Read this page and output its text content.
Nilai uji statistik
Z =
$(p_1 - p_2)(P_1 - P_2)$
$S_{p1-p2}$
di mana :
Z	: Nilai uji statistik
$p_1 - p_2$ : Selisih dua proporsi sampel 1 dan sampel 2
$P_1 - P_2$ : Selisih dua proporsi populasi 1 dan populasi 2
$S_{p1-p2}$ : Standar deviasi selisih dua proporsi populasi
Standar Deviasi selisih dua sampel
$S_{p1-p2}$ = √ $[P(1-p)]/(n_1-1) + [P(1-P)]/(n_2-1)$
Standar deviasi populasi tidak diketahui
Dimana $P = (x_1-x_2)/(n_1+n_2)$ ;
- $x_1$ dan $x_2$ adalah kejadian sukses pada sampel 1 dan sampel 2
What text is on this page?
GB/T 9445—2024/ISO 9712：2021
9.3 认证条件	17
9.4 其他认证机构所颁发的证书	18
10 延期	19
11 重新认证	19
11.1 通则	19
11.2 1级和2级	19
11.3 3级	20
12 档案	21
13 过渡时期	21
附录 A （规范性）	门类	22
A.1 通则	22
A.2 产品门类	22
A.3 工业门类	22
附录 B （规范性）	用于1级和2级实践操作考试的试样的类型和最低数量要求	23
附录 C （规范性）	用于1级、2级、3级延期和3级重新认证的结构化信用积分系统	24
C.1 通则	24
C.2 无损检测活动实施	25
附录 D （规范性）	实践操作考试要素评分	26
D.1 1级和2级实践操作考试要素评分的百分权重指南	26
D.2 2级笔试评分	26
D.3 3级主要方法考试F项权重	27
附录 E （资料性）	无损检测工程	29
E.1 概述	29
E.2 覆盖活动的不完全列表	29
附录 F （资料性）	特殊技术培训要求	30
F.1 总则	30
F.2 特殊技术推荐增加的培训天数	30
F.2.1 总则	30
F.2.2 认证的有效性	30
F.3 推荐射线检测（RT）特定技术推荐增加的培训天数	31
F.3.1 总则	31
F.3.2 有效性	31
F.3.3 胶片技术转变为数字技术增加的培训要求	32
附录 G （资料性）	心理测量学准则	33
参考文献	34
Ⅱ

====================

Your goal |
Can you quote exactly the lines from the one containing "What text is on this page?" through the last line of the records above, and nothing else?

Solution to this problem |
What text is on this page?
GB/T 9445—2024/ISO 9712：2021
9.3 认证条件	17
9.4 其他认证机构所颁发的证书	18
10 延期	19
11 重新认证	19
11.1 通则	19
11.2 1级和2级	19
11.3 3级	20
12 档案	21
13 过渡时期	21
附录 A （规范性）	门类	22
A.1 通则	22
A.2 产品门类	22
A.3 工业门类	22
附录 B （规范性）	用于1级和2级实践操作考试的试样的类型和最低数量要求	23
附录 C （规范性）	用于1级、2级、3级延期和3级重新认证的结构化信用积分系统	24
C.1 通则	24
C.2 无损检测活动实施	25
附录 D （规范性）	实践操作考试要素评分	26
D.1 1级和2级实践操作考试要素评分的百分权重指南	26
D.2 2级笔试评分	26
D.3 3级主要方法考试F项权重	27
附录 E （资料性）	无损检测工程	29
E.1 概述	29
E.2 覆盖活动的不完全列表	29
附录 F （资料性）	特殊技术培训要求	30
F.1 总则	30
F.2 特殊技术推荐增加的培训天数	30
F.2.1 总则	30
F.2.2 认证的有效性	30
F.3 推荐射线检测（RT）特定技术推荐增加的培训天数	31
F.3.1 总则	31
F.3.2 有效性	31
F.3.3 胶片技术转变为数字技术增加的培训要求	32
附录 G （资料性）	心理测量学准则	33
参考文献	34
Ⅱ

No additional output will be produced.